▼▼▼

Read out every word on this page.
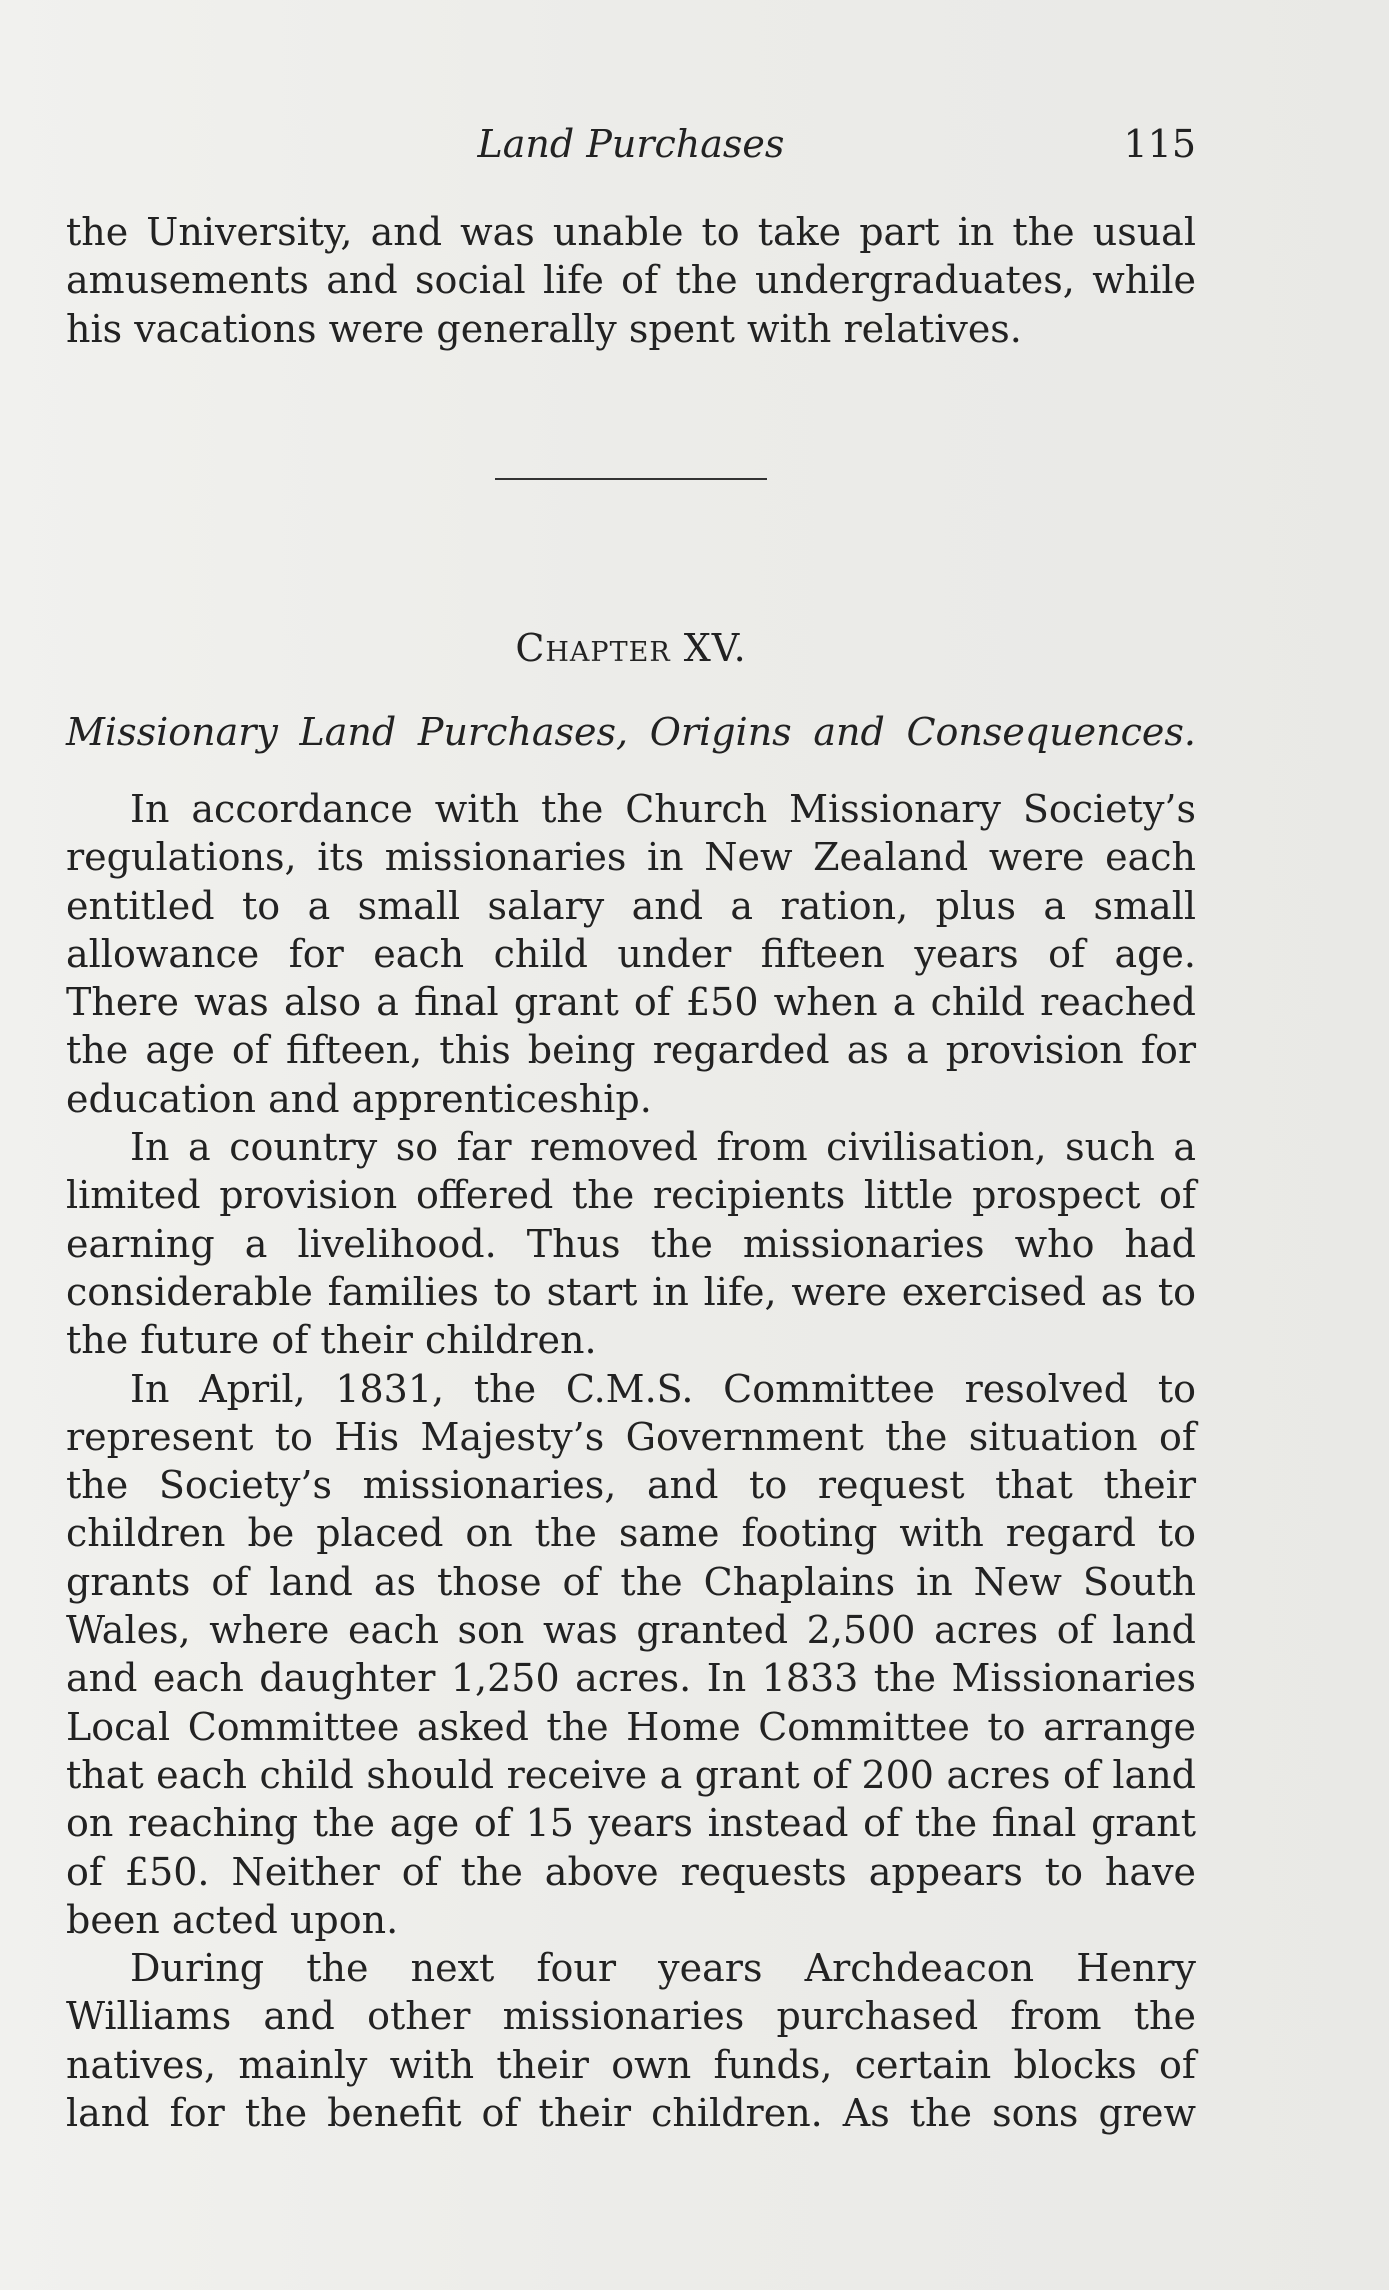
Land Purchases	115
the University, and was unable to take part in the usual
amusements and social life of the undergraduates, while
his vacations were generally spent with relatives.
Chapter XV.
Missionary Land Purchases, Origins and Consequences.
In accordance with the Church Missionary Society’s
regulations, its missionaries in New Zealand were each
entitled to a small salary and a ration, plus a small
allowance for each child under fifteen years of age.
There was also a final grant of £50 when a child reached
the age of fifteen, this being regarded as a provision for
education and apprenticeship.
In a country so far removed from civilisation, such a
limited provision offered the recipients little prospect of
earning a livelihood. Thus the missionaries who had
considerable families to start in life, were exercised as to
the future of their children.
In April, 1831, the C.M.S. Committee resolved to
represent to His Majesty’s Government the situation of
the Society’s missionaries, and to request that their
children be placed on the same footing with regard to
grants of land as those of the Chaplains in New South
Wales, where each son was granted 2,500 acres of land
and each daughter 1,250 acres. In 1833 the Missionaries
Local Committee asked the Home Committee to arrange
that each child should receive a grant of 200 acres of land
on reaching the age of 15 years instead of the final grant
of £50. Neither of the above requests appears to have
been acted upon.
During the next four years Archdeacon Henry
Williams and other missionaries purchased from the
natives, mainly with their own funds, certain blocks of
land for the benefit of their children. As the sons grew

▲▲▲

SET TASK: Print the records above exactly as they stand, but leave out the pictures.

RESULT:
Read out every word on this page.
Land Purchases	115
the University, and was unable to take part in the usual
amusements and social life of the undergraduates, while
his vacations were generally spent with relatives.
Chapter XV.
Missionary Land Purchases, Origins and Consequences.
In accordance with the Church Missionary Society’s
regulations, its missionaries in New Zealand were each
entitled to a small salary and a ration, plus a small
allowance for each child under fifteen years of age.
There was also a final grant of £50 when a child reached
the age of fifteen, this being regarded as a provision for
education and apprenticeship.
In a country so far removed from civilisation, such a
limited provision offered the recipients little prospect of
earning a livelihood. Thus the missionaries who had
considerable families to start in life, were exercised as to
the future of their children.
In April, 1831, the C.M.S. Committee resolved to
represent to His Majesty’s Government the situation of
the Society’s missionaries, and to request that their
children be placed on the same footing with regard to
grants of land as those of the Chaplains in New South
Wales, where each son was granted 2,500 acres of land
and each daughter 1,250 acres. In 1833 the Missionaries
Local Committee asked the Home Committee to arrange
that each child should receive a grant of 200 acres of land
on reaching the age of 15 years instead of the final grant
of £50. Neither of the above requests appears to have
been acted upon.
During the next four years Archdeacon Henry
Williams and other missionaries purchased from the
natives, mainly with their own funds, certain blocks of
land for the benefit of their children. As the sons grew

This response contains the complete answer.